#### [RECORDS PROVIDED]
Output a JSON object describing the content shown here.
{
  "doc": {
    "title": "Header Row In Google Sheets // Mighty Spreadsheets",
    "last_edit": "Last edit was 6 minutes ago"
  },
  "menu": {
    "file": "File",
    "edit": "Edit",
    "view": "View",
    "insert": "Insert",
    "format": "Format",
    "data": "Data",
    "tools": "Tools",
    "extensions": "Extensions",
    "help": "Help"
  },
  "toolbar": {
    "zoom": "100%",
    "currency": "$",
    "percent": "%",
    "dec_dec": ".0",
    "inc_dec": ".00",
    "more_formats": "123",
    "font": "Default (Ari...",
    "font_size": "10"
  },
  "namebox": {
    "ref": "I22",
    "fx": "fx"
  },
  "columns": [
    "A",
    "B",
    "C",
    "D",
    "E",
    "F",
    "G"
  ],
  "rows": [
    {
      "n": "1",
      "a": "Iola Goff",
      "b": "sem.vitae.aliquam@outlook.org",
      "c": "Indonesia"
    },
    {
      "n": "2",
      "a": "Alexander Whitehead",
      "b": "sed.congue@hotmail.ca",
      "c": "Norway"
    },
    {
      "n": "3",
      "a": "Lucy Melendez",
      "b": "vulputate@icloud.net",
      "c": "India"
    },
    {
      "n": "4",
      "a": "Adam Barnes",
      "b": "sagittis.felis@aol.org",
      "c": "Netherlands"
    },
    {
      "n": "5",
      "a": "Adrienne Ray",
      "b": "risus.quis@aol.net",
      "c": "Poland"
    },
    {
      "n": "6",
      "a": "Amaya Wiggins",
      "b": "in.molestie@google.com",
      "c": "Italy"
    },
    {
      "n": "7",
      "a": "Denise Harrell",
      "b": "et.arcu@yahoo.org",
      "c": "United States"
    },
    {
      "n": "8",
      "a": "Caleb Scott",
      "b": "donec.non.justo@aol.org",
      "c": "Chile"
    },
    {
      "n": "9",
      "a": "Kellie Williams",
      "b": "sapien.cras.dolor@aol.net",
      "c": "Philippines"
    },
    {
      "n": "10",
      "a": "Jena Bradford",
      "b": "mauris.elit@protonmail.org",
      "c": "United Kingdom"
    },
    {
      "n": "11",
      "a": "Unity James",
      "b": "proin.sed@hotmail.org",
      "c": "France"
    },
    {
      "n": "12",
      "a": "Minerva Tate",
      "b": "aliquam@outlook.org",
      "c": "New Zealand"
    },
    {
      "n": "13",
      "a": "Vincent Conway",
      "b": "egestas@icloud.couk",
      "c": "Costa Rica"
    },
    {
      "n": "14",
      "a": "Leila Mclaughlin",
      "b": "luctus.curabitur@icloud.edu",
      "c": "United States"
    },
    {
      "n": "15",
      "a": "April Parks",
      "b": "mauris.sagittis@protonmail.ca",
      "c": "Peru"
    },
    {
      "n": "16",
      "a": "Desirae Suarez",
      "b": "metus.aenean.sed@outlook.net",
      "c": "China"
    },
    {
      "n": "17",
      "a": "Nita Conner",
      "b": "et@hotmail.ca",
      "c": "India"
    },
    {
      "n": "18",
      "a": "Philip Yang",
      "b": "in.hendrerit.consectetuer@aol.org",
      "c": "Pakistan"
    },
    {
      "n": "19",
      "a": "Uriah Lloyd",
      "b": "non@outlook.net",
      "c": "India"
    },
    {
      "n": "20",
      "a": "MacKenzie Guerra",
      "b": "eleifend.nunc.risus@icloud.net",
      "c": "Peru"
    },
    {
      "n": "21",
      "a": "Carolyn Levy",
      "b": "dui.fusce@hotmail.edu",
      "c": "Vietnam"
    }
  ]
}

#### [SHORT EXERCISE]
Search the lines above for the string "hotmail" and copy each line that has it.

#### [PROBLEM SOLUTION]
      "b": "sed.congue@hotmail.ca",
      "b": "proin.sed@hotmail.org",
      "b": "et@hotmail.ca",
      "b": "dui.fusce@hotmail.edu",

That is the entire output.